- Dataset items:
** start **

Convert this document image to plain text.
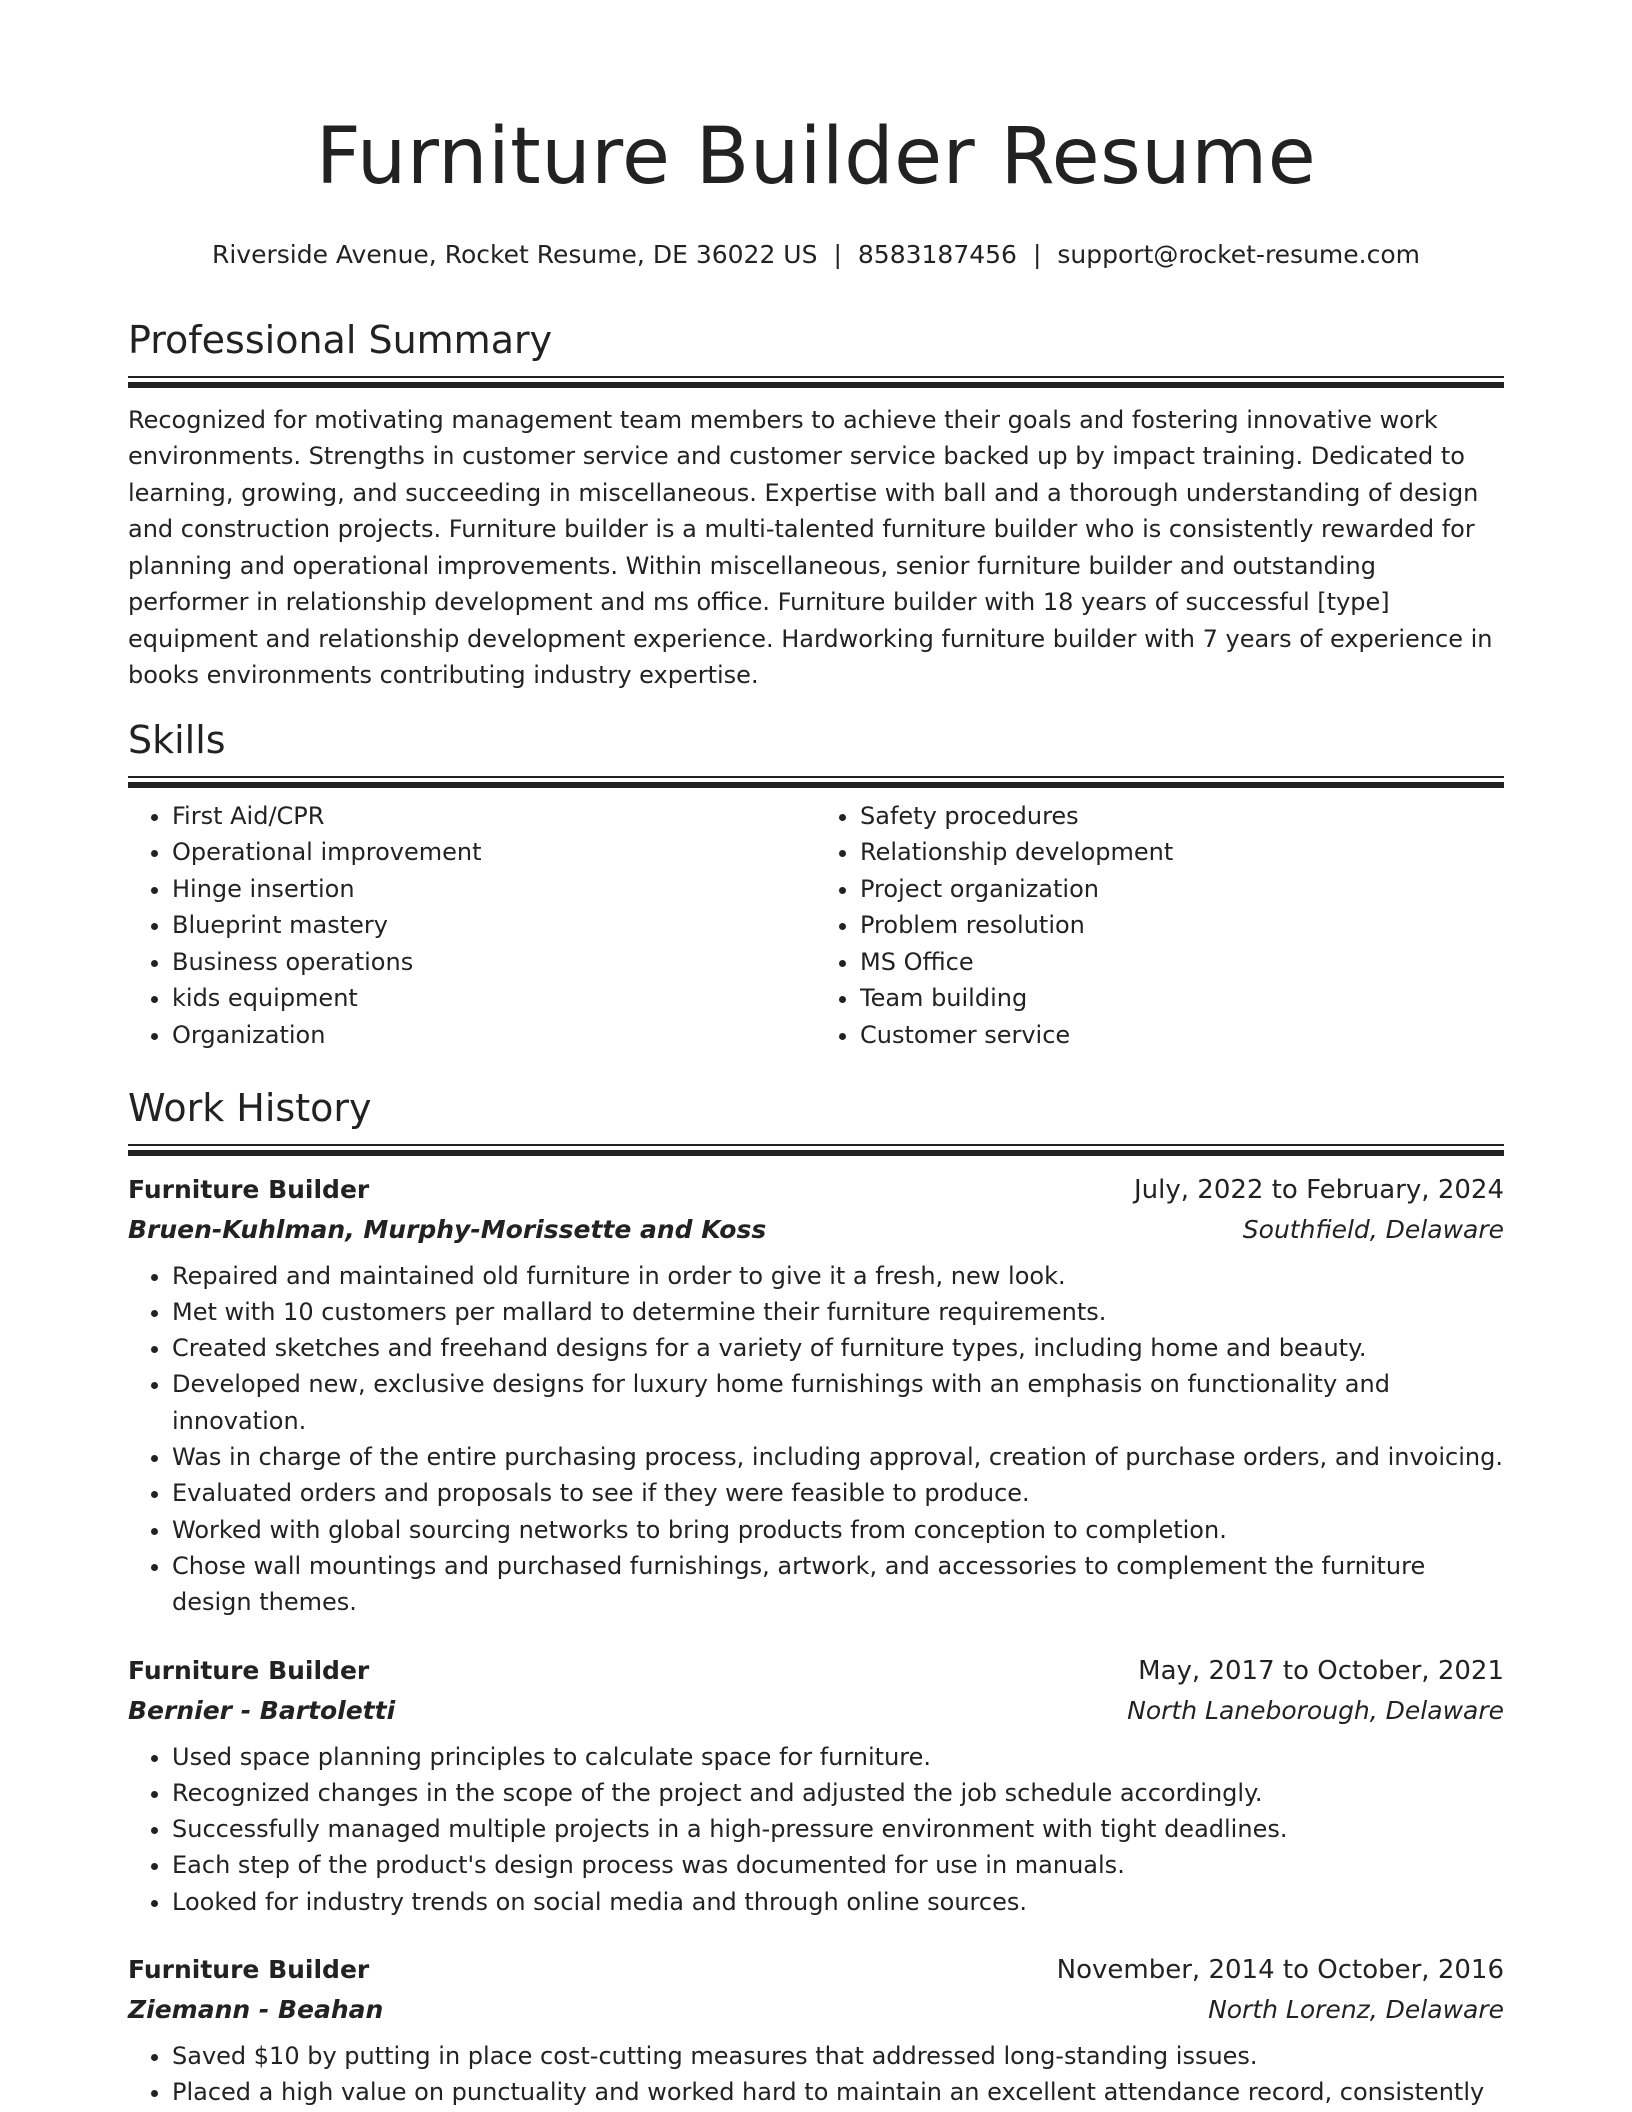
Furniture Builder Resume
Riverside Avenue, Rocket Resume, DE 36022 US | 8583187456 | support@rocket-resume.com
Professional Summary

Recognized for motivating management team members to achieve their goals and fostering innovative work environments. Strengths in customer service and customer service backed up by impact training. Dedicated to learning, growing, and succeeding in miscellaneous. Expertise with ball and a thorough understanding of design and construction projects. Furniture builder is a multi-talented furniture builder who is consistently rewarded for planning and operational improvements. Within miscellaneous, senior furniture builder and outstanding performer in relationship development and ms office. Furniture builder with 18 years of successful [type] equipment and relationship development experience. Hardworking furniture builder with 7 years of experience in books environments contributing industry expertise.

Skills
• First Aid/CPR
• Operational improvement
• Hinge insertion
• Blueprint mastery
• Business operations
• kids equipment
• Organization
• Safety procedures
• Relationship development
• Project organization
• Problem resolution
• MS Office
• Team building
• Customer service
Work History
Furniture Builder	July, 2022 to February, 2024
Bruen-Kuhlman, Murphy-Morissette and Koss	Southfield, Delaware
• Repaired and maintained old furniture in order to give it a fresh, new look.
• Met with 10 customers per mallard to determine their furniture requirements.
• Created sketches and freehand designs for a variety of furniture types, including home and beauty.
• Developed new, exclusive designs for luxury home furnishings with an emphasis on functionality and innovation.
• Was in charge of the entire purchasing process, including approval, creation of purchase orders, and invoicing.
• Evaluated orders and proposals to see if they were feasible to produce.
• Worked with global sourcing networks to bring products from conception to completion.
• Chose wall mountings and purchased furnishings, artwork, and accessories to complement the furniture design themes.
Furniture Builder	May, 2017 to October, 2021
Bernier - Bartoletti	North Laneborough, Delaware
• Used space planning principles to calculate space for furniture.
• Recognized changes in the scope of the project and adjusted the job schedule accordingly.
• Successfully managed multiple projects in a high-pressure environment with tight deadlines.
• Each step of the product's design process was documented for use in manuals.
• Looked for industry trends on social media and through online sources.
Furniture Builder	November, 2014 to October, 2016
Ziemann - Beahan	North Lorenz, Delaware
• Saved $10 by putting in place cost-cutting measures that addressed long-standing issues.
• Placed a high value on punctuality and worked hard to maintain an excellent attendance record, consistently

** end **

- THE TASK: Give the count of lines in the records that contain "home", and no other text.

- RIGHT ANSWER: 2